[Entries with figure data]
-------

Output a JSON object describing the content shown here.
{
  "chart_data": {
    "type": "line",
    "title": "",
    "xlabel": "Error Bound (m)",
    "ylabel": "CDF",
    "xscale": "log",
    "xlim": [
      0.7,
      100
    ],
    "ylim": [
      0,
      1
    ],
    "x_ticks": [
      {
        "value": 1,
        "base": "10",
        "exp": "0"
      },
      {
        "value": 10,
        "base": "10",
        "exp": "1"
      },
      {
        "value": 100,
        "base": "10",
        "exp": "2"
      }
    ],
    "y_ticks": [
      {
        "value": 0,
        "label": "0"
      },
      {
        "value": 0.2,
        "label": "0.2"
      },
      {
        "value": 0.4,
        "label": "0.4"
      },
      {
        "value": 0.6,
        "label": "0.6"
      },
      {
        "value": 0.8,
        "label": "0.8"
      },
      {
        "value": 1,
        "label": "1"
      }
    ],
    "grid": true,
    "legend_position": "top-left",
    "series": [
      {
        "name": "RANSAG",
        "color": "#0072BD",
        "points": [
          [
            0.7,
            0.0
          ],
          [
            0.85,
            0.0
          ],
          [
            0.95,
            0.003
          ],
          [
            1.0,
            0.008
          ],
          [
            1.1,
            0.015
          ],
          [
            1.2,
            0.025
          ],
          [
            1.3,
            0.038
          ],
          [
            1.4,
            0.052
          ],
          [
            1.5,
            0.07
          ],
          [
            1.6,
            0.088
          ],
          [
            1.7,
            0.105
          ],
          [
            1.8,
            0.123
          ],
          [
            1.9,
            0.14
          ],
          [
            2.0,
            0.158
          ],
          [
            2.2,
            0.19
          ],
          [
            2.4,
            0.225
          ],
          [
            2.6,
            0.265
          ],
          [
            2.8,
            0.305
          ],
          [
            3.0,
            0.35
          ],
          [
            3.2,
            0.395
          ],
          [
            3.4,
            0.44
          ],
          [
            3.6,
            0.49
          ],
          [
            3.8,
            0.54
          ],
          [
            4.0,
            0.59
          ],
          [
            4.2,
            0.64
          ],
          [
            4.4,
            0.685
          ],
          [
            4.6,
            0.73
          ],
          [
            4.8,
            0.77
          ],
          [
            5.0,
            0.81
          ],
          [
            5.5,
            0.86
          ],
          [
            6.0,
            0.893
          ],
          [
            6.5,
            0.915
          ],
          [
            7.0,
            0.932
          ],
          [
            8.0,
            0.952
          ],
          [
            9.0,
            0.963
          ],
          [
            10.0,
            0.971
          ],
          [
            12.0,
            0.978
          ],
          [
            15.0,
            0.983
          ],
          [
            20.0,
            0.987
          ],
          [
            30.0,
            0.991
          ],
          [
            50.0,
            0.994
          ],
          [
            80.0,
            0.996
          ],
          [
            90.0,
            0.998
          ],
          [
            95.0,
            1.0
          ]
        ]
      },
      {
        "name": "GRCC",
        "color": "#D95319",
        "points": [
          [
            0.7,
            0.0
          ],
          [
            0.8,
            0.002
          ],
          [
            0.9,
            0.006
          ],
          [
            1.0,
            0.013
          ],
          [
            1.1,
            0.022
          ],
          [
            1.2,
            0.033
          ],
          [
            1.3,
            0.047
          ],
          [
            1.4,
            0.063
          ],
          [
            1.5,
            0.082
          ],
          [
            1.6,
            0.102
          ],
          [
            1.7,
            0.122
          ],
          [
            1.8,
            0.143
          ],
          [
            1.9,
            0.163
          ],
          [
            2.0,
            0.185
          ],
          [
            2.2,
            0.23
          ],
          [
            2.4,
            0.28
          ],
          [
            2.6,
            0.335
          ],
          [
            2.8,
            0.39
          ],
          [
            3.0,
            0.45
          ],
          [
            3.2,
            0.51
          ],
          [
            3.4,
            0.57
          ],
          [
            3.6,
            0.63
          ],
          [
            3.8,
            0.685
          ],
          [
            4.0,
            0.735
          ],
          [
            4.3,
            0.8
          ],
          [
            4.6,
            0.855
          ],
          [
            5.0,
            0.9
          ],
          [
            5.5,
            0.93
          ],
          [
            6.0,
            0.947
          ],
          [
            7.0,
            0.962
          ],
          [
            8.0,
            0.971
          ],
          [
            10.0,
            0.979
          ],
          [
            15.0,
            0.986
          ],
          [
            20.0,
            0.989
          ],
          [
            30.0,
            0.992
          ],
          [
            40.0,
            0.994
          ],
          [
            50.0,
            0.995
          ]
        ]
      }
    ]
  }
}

-------

Take the lines above and print them exactly.

Complete answer:
Output a JSON object describing the content shown here.
{
  "chart_data": {
    "type": "line",
    "title": "",
    "xlabel": "Error Bound (m)",
    "ylabel": "CDF",
    "xscale": "log",
    "xlim": [
      0.7,
      100
    ],
    "ylim": [
      0,
      1
    ],
    "x_ticks": [
      {
        "value": 1,
        "base": "10",
        "exp": "0"
      },
      {
        "value": 10,
        "base": "10",
        "exp": "1"
      },
      {
        "value": 100,
        "base": "10",
        "exp": "2"
      }
    ],
    "y_ticks": [
      {
        "value": 0,
        "label": "0"
      },
      {
        "value": 0.2,
        "label": "0.2"
      },
      {
        "value": 0.4,
        "label": "0.4"
      },
      {
        "value": 0.6,
        "label": "0.6"
      },
      {
        "value": 0.8,
        "label": "0.8"
      },
      {
        "value": 1,
        "label": "1"
      }
    ],
    "grid": true,
    "legend_position": "top-left",
    "series": [
      {
        "name": "RANSAG",
        "color": "#0072BD",
        "points": [
          [
            0.7,
            0.0
          ],
          [
            0.85,
            0.0
          ],
          [
            0.95,
            0.003
          ],
          [
            1.0,
            0.008
          ],
          [
            1.1,
            0.015
          ],
          [
            1.2,
            0.025
          ],
          [
            1.3,
            0.038
          ],
          [
            1.4,
            0.052
          ],
          [
            1.5,
            0.07
          ],
          [
            1.6,
            0.088
          ],
          [
            1.7,
            0.105
          ],
          [
            1.8,
            0.123
          ],
          [
            1.9,
            0.14
          ],
          [
            2.0,
            0.158
          ],
          [
            2.2,
            0.19
          ],
          [
            2.4,
            0.225
          ],
          [
            2.6,
            0.265
          ],
          [
            2.8,
            0.305
          ],
          [
            3.0,
            0.35
          ],
          [
            3.2,
            0.395
          ],
          [
            3.4,
            0.44
          ],
          [
            3.6,
            0.49
          ],
          [
            3.8,
            0.54
          ],
          [
            4.0,
            0.59
          ],
          [
            4.2,
            0.64
          ],
          [
            4.4,
            0.685
          ],
          [
            4.6,
            0.73
          ],
          [
            4.8,
            0.77
          ],
          [
            5.0,
            0.81
          ],
          [
            5.5,
            0.86
          ],
          [
            6.0,
            0.893
          ],
          [
            6.5,
            0.915
          ],
          [
            7.0,
            0.932
          ],
          [
            8.0,
            0.952
          ],
          [
            9.0,
            0.963
          ],
          [
            10.0,
            0.971
          ],
          [
            12.0,
            0.978
          ],
          [
            15.0,
            0.983
          ],
          [
            20.0,
            0.987
          ],
          [
            30.0,
            0.991
          ],
          [
            50.0,
            0.994
          ],
          [
            80.0,
            0.996
          ],
          [
            90.0,
            0.998
          ],
          [
            95.0,
            1.0
          ]
        ]
      },
      {
        "name": "GRCC",
        "color": "#D95319",
        "points": [
          [
            0.7,
            0.0
          ],
          [
            0.8,
            0.002
          ],
          [
            0.9,
            0.006
          ],
          [
            1.0,
            0.013
          ],
          [
            1.1,
            0.022
          ],
          [
            1.2,
            0.033
          ],
          [
            1.3,
            0.047
          ],
          [
            1.4,
            0.063
          ],
          [
            1.5,
            0.082
          ],
          [
            1.6,
            0.102
          ],
          [
            1.7,
            0.122
          ],
          [
            1.8,
            0.143
          ],
          [
            1.9,
            0.163
          ],
          [
            2.0,
            0.185
          ],
          [
            2.2,
            0.23
          ],
          [
            2.4,
            0.28
          ],
          [
            2.6,
            0.335
          ],
          [
            2.8,
            0.39
          ],
          [
            3.0,
            0.45
          ],
          [
            3.2,
            0.51
          ],
          [
            3.4,
            0.57
          ],
          [
            3.6,
            0.63
          ],
          [
            3.8,
            0.685
          ],
          [
            4.0,
            0.735
          ],
          [
            4.3,
            0.8
          ],
          [
            4.6,
            0.855
          ],
          [
            5.0,
            0.9
          ],
          [
            5.5,
            0.93
          ],
          [
            6.0,
            0.947
          ],
          [
            7.0,
            0.962
          ],
          [
            8.0,
            0.971
          ],
          [
            10.0,
            0.979
          ],
          [
            15.0,
            0.986
          ],
          [
            20.0,
            0.989
          ],
          [
            30.0,
            0.992
          ],
          [
            40.0,
            0.994
          ],
          [
            50.0,
            0.995
          ]
        ]
      }
    ]
  }
}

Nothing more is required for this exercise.